THE TASK: Report every line below that holds the word "selected".

LISTED RECORDS:

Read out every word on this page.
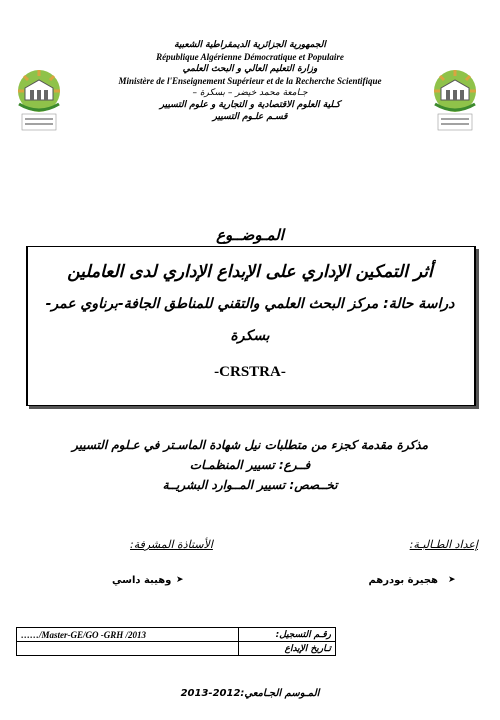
الجمهورية الجزائرية الديمقراطية الشعبية
République Algérienne Démocratique et Populaire
وزارة التعليم العالي و البحث العلمي
Ministère de l'Enseignement Supérieur et de la Recherche Scientifique
جـامعة محمد خيضر – بسكرة –
كـلية العلوم الاقتصادية و التجارية و علوم التسيير
قسـم علـوم التسيير
المـوضــوع
أثر التمكين الإداري على الإبداع الإداري لدى العاملين
دراسة حالة: مركز البحث العلمي والتقني للمناطق الجافة-برناوي عمر-
بسكرة
-CRSTRA-
مذكرة مقدمة كجزء من متطلبات نيل شهادة الماسـتر في عـلوم التسيير
فــرع: تسيير المنظمـات
تخــصص: تسيير المــوارد البشريــة
إعداد الطـالبـة:
الأستاذة المشرفة:
هجيرة بودرهم ➤
وهيبة داسي ➤
……/Master-GE/GO -GRH /2013	رقـم التسجيل:
	تـاريخ الإيداع
المـوسم الجـامعي:2012-2013
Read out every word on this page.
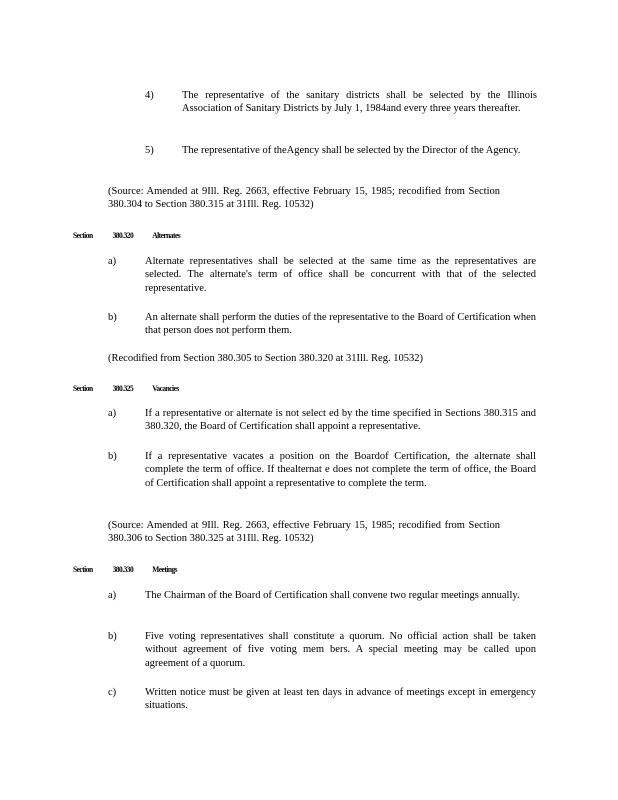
4)	The representative of the sanitary districts shall be selected by the Illinois Association of Sanitary Districts by July 1, 1984and every three years thereafter.
5)	The representative of theAgency shall be selected by the Director of the Agency.
(Source: Amended at 9Ill. Reg. 2663, effective February 15, 1985; recodified from Section 380.304 to Section 380.315 at 31Ill. Reg. 10532)
Section 380.320 Alternates
a)	Alternate representatives shall be selected at the same time as the representatives are selected. The alternate's term of office shall be concurrent with that of the selected representative.
b)	An alternate shall perform the duties of the representative to the Board of Certification when that person does not perform them.
(Recodified from Section 380.305 to Section 380.320 at 31Ill. Reg. 10532)
Section 380.325 Vacancies
a)	If a representative or alternate is not select ed by the time specified in Sections 380.315 and 380.320, the Board of Certification shall appoint a representative.
b)	If a representative vacates a position on the Boardof Certification, the alternate shall complete the term of office. If thealternat e does not complete the term of office, the Board of Certification shall appoint a representative to complete the term.
(Source: Amended at 9Ill. Reg. 2663, effective February 15, 1985; recodified from Section 380.306 to Section 380.325 at 31Ill. Reg. 10532)
Section 380.330 Meetings
a)	The Chairman of the Board of Certification shall convene two regular meetings annually.
b)	Five voting representatives shall constitute a quorum. No official action shall be taken without agreement of five voting mem bers. A special meeting may be called upon agreement of a quorum.
c)	Written notice must be given at least ten days in advance of meetings except in emergency situations.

FINISHED ANSWER:
4)	The representative of the sanitary districts shall be selected by the Illinois Association of Sanitary Districts by July 1, 1984and every three years thereafter.
5)	The representative of theAgency shall be selected by the Director of the Agency.
a)	Alternate representatives shall be selected at the same time as the representatives are selected. The alternate's term of office shall be concurrent with that of the selected representative.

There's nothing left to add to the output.